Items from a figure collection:
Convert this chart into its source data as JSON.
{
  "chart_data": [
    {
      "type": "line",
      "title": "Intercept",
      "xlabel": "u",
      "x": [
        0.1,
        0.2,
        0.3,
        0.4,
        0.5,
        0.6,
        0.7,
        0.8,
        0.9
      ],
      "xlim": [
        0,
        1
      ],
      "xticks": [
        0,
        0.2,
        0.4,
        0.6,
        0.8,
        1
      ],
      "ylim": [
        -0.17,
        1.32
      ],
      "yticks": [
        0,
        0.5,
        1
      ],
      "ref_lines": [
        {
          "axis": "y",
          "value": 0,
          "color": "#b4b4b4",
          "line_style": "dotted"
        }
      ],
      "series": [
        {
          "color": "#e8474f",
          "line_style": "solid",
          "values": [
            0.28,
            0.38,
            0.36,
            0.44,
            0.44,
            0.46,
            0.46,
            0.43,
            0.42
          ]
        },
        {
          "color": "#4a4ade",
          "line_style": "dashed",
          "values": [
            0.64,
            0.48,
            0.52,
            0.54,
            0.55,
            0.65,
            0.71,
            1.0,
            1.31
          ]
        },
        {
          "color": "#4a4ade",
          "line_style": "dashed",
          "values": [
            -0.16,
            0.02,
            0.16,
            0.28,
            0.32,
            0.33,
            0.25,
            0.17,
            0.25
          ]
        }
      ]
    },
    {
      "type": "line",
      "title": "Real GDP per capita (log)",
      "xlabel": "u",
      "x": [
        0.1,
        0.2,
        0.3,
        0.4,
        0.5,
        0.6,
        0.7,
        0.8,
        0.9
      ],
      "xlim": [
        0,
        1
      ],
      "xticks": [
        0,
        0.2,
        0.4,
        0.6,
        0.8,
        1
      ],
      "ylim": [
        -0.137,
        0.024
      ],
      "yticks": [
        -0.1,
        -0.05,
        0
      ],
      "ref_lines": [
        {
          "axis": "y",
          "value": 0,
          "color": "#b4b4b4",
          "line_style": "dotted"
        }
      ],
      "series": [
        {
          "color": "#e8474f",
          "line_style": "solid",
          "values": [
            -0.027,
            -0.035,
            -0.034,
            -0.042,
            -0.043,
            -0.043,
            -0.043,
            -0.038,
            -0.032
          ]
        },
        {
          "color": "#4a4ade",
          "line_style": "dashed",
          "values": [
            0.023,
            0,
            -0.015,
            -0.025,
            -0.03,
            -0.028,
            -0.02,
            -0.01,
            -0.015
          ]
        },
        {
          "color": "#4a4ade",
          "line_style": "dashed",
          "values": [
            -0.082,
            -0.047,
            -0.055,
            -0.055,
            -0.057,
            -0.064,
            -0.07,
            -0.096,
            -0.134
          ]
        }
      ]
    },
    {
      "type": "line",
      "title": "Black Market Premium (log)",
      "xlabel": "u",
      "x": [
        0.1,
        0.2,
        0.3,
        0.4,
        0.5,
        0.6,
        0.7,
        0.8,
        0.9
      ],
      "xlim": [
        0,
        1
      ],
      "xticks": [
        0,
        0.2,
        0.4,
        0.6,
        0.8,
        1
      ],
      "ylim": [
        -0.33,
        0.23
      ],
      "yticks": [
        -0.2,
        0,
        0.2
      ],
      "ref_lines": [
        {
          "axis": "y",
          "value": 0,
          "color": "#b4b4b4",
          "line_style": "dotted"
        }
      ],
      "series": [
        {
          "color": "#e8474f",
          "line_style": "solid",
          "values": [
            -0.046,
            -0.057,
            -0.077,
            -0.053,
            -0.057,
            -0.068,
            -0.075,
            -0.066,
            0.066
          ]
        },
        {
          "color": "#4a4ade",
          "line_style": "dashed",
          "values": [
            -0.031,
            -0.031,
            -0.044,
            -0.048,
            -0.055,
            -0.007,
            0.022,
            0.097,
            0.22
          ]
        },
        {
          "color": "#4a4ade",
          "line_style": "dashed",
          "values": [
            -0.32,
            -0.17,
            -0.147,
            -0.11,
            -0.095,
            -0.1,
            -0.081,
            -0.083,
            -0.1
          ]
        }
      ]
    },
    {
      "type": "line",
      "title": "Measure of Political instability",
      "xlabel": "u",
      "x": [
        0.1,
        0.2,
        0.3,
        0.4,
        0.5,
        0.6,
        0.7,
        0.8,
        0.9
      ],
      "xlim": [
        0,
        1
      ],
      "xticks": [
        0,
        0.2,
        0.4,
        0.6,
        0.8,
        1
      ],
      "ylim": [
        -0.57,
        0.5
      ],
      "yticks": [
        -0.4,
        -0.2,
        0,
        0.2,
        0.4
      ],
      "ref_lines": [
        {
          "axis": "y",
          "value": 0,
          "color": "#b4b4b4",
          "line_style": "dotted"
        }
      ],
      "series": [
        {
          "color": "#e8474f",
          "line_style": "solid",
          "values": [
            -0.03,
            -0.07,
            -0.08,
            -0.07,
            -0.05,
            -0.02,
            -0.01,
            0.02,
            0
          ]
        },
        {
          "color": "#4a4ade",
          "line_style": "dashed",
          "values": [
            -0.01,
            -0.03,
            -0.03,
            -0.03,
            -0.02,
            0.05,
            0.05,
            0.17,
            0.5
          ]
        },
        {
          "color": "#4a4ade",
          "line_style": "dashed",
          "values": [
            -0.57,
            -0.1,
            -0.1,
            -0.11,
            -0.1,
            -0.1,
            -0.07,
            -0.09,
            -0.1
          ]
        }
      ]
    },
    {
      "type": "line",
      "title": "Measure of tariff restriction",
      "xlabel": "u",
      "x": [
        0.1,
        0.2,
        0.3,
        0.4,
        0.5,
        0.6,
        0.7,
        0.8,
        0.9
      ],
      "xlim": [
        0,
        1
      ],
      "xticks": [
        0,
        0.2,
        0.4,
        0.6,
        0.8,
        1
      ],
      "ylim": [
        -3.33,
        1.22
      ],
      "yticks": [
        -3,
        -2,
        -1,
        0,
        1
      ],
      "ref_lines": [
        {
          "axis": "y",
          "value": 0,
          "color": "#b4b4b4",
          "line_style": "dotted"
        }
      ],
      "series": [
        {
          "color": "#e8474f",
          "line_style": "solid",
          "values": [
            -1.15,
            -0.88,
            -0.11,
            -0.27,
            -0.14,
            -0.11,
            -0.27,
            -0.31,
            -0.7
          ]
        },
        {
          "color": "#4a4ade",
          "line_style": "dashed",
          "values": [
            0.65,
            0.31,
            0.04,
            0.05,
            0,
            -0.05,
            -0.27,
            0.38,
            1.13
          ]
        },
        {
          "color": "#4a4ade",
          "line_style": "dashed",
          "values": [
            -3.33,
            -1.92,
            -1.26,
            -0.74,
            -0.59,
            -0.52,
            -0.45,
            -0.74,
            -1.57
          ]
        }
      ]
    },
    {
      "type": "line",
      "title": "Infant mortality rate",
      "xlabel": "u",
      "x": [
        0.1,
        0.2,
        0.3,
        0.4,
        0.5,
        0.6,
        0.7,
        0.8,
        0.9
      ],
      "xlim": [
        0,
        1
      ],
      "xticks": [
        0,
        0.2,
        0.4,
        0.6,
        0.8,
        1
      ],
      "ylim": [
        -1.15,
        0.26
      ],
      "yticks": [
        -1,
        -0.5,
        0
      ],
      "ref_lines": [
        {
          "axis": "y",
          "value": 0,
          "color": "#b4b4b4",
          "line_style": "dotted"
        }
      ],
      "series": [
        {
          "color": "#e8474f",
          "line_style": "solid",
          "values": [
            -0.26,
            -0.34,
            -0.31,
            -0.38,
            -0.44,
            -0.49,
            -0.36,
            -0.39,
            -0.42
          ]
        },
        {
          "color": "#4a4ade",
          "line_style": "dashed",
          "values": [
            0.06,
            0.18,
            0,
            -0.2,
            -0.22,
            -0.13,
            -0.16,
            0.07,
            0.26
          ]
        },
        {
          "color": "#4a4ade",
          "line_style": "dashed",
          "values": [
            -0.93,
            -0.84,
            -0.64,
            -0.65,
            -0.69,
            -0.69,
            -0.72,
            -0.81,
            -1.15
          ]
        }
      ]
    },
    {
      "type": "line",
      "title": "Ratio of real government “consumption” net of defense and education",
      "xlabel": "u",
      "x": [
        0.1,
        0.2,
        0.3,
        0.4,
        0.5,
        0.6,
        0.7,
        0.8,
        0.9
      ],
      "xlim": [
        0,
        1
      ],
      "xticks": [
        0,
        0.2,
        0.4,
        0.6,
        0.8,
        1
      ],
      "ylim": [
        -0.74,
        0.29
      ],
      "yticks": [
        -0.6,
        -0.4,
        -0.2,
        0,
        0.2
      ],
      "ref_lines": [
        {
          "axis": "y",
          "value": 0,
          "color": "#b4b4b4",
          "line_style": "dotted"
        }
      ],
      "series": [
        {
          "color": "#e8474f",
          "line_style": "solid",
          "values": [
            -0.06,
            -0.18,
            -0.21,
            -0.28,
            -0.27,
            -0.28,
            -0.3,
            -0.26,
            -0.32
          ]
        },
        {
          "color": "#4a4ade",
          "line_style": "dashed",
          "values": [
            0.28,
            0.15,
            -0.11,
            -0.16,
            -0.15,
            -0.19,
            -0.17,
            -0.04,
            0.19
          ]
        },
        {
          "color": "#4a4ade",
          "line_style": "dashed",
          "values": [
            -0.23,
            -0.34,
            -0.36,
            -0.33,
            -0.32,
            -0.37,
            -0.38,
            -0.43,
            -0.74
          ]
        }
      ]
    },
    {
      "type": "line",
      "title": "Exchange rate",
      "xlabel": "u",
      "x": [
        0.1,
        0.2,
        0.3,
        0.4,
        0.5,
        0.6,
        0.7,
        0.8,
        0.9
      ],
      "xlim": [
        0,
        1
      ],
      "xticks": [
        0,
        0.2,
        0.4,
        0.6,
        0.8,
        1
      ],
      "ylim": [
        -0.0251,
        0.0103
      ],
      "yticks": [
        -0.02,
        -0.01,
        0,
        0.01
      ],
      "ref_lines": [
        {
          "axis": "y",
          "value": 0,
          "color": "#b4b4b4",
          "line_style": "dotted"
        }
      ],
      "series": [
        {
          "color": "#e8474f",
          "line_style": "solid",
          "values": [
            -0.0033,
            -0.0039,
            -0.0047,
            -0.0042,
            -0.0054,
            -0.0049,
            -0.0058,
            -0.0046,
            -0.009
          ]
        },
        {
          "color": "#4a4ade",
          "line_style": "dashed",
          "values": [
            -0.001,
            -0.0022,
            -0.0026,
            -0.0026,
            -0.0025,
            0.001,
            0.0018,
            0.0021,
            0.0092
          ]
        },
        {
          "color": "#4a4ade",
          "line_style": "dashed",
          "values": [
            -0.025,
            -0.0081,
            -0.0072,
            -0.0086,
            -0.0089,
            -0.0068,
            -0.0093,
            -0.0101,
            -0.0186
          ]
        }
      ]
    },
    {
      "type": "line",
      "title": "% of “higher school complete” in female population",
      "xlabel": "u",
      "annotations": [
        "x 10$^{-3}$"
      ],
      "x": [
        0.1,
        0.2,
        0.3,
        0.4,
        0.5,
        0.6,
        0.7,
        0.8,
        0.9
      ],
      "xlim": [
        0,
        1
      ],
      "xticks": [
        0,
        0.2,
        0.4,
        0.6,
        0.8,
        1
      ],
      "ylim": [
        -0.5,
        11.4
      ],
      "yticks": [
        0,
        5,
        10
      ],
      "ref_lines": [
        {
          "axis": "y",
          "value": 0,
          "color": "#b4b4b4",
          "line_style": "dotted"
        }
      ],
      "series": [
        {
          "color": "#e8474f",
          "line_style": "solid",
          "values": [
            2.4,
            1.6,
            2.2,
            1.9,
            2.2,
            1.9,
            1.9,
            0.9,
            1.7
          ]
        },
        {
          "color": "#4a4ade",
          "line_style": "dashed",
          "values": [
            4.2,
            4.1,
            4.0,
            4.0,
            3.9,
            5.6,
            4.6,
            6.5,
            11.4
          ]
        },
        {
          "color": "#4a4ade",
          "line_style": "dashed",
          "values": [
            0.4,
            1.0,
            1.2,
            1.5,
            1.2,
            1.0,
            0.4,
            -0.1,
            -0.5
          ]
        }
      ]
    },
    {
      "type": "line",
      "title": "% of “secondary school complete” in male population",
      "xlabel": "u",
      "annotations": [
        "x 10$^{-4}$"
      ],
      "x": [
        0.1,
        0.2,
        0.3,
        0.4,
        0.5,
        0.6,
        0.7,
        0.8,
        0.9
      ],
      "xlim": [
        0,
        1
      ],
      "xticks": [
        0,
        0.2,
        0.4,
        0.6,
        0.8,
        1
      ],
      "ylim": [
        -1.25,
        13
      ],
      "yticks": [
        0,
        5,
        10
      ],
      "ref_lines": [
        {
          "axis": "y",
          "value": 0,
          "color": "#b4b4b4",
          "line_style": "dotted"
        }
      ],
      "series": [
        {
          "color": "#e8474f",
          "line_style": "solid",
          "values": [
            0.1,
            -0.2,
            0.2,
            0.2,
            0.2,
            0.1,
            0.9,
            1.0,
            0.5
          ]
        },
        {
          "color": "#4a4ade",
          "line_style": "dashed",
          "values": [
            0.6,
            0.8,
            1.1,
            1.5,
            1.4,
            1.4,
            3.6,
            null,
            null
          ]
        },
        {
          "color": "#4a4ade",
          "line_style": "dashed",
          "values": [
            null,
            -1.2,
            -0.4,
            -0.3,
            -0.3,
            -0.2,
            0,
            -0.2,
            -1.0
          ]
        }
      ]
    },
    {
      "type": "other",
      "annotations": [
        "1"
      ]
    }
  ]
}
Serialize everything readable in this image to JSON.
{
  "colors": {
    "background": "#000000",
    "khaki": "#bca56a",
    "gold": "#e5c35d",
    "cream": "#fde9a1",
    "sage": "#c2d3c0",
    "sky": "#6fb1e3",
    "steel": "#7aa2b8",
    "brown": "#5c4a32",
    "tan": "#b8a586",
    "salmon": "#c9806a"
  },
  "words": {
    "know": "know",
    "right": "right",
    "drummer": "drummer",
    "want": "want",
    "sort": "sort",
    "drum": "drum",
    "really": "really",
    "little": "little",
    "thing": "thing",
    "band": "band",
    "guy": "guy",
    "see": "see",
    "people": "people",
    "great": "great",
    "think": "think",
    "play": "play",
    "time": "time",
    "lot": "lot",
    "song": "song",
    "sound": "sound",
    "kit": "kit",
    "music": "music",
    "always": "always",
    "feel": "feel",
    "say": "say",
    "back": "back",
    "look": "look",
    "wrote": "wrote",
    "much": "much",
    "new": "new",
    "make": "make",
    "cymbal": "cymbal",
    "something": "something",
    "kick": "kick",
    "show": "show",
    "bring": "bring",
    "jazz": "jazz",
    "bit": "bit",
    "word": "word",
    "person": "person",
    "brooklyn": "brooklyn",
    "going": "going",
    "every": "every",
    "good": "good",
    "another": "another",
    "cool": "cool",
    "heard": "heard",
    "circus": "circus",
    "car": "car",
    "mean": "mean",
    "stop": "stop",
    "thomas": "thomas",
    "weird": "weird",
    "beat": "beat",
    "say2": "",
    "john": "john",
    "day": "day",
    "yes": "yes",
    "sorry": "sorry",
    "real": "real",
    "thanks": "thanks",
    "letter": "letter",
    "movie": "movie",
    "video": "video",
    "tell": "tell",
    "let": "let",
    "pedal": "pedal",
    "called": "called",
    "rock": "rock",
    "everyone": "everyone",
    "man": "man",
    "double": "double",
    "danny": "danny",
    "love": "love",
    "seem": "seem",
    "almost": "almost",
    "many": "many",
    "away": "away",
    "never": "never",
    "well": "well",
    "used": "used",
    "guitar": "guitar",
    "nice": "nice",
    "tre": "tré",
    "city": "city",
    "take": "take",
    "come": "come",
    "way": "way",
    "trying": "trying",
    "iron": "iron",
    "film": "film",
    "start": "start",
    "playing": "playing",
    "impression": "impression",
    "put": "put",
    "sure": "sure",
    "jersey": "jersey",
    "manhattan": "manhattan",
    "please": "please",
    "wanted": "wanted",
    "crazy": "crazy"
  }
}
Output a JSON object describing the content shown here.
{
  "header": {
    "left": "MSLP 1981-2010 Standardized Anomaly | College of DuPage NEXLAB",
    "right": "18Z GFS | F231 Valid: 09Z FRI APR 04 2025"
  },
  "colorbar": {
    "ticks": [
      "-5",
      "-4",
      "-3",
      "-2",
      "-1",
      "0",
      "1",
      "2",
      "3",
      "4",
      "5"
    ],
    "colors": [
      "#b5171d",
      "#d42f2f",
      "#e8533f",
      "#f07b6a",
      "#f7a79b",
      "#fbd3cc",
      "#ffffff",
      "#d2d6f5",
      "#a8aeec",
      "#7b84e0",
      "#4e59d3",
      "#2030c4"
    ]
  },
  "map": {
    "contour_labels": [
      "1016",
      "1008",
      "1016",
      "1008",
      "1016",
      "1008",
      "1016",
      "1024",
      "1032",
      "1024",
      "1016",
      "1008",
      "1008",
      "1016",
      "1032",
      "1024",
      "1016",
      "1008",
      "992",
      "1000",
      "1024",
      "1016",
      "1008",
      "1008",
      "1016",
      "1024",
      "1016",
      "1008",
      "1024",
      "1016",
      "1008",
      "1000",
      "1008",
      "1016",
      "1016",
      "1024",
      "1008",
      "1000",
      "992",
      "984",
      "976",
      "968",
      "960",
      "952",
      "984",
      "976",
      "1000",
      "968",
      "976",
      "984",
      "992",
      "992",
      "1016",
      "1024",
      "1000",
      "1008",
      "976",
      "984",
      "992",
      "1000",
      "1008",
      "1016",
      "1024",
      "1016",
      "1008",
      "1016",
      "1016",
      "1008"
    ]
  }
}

What the task requires: Establish how many lines of the material above hold the word "JSON". Nothing but the count should be returned.

Written response: 3